**Aim**
Repeat the material exactly as it appears.

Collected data
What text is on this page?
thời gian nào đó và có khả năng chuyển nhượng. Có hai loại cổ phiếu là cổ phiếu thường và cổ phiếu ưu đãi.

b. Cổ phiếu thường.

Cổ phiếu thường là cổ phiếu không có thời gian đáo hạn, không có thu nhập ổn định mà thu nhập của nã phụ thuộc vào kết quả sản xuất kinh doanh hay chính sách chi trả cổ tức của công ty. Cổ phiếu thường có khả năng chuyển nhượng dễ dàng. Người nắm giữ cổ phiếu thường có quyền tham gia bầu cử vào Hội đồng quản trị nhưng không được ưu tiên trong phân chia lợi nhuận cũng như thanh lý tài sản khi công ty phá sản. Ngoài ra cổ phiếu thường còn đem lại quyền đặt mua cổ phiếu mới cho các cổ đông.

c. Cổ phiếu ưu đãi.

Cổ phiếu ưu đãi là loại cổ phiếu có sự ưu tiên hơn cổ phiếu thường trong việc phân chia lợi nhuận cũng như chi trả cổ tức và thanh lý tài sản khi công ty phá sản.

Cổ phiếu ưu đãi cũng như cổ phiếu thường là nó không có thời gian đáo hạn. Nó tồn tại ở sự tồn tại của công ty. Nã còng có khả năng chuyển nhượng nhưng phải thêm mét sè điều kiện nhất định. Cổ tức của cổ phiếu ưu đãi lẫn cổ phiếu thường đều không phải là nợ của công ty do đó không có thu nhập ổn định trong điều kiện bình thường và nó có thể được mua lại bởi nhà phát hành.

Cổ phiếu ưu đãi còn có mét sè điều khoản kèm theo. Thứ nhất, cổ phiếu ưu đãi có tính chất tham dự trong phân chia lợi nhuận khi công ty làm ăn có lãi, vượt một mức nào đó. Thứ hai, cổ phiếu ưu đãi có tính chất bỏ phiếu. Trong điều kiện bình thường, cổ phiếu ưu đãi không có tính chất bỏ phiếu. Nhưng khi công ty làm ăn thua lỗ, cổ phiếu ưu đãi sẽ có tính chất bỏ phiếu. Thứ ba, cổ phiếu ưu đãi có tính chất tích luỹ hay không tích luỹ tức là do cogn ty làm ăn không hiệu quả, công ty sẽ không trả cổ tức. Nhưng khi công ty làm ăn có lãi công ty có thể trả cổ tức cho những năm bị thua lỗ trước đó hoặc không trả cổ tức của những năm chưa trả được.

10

**Result of this task**
What text is on this page?
thời gian nào đó và có khả năng chuyển nhượng. Có hai loại cổ phiếu là cổ phiếu thường và cổ phiếu ưu đãi.

b. Cổ phiếu thường.

Cổ phiếu thường là cổ phiếu không có thời gian đáo hạn, không có thu nhập ổn định mà thu nhập của nã phụ thuộc vào kết quả sản xuất kinh doanh hay chính sách chi trả cổ tức của công ty. Cổ phiếu thường có khả năng chuyển nhượng dễ dàng. Người nắm giữ cổ phiếu thường có quyền tham gia bầu cử vào Hội đồng quản trị nhưng không được ưu tiên trong phân chia lợi nhuận cũng như thanh lý tài sản khi công ty phá sản. Ngoài ra cổ phiếu thường còn đem lại quyền đặt mua cổ phiếu mới cho các cổ đông.

c. Cổ phiếu ưu đãi.

Cổ phiếu ưu đãi là loại cổ phiếu có sự ưu tiên hơn cổ phiếu thường trong việc phân chia lợi nhuận cũng như chi trả cổ tức và thanh lý tài sản khi công ty phá sản.

Cổ phiếu ưu đãi cũng như cổ phiếu thường là nó không có thời gian đáo hạn. Nó tồn tại ở sự tồn tại của công ty. Nã còng có khả năng chuyển nhượng nhưng phải thêm mét sè điều kiện nhất định. Cổ tức của cổ phiếu ưu đãi lẫn cổ phiếu thường đều không phải là nợ của công ty do đó không có thu nhập ổn định trong điều kiện bình thường và nó có thể được mua lại bởi nhà phát hành.

Cổ phiếu ưu đãi còn có mét sè điều khoản kèm theo. Thứ nhất, cổ phiếu ưu đãi có tính chất tham dự trong phân chia lợi nhuận khi công ty làm ăn có lãi, vượt một mức nào đó. Thứ hai, cổ phiếu ưu đãi có tính chất bỏ phiếu. Trong điều kiện bình thường, cổ phiếu ưu đãi không có tính chất bỏ phiếu. Nhưng khi công ty làm ăn thua lỗ, cổ phiếu ưu đãi sẽ có tính chất bỏ phiếu. Thứ ba, cổ phiếu ưu đãi có tính chất tích luỹ hay không tích luỹ tức là do cogn ty làm ăn không hiệu quả, công ty sẽ không trả cổ tức. Nhưng khi công ty làm ăn có lãi công ty có thể trả cổ tức cho những năm bị thua lỗ trước đó hoặc không trả cổ tức của những năm chưa trả được.

10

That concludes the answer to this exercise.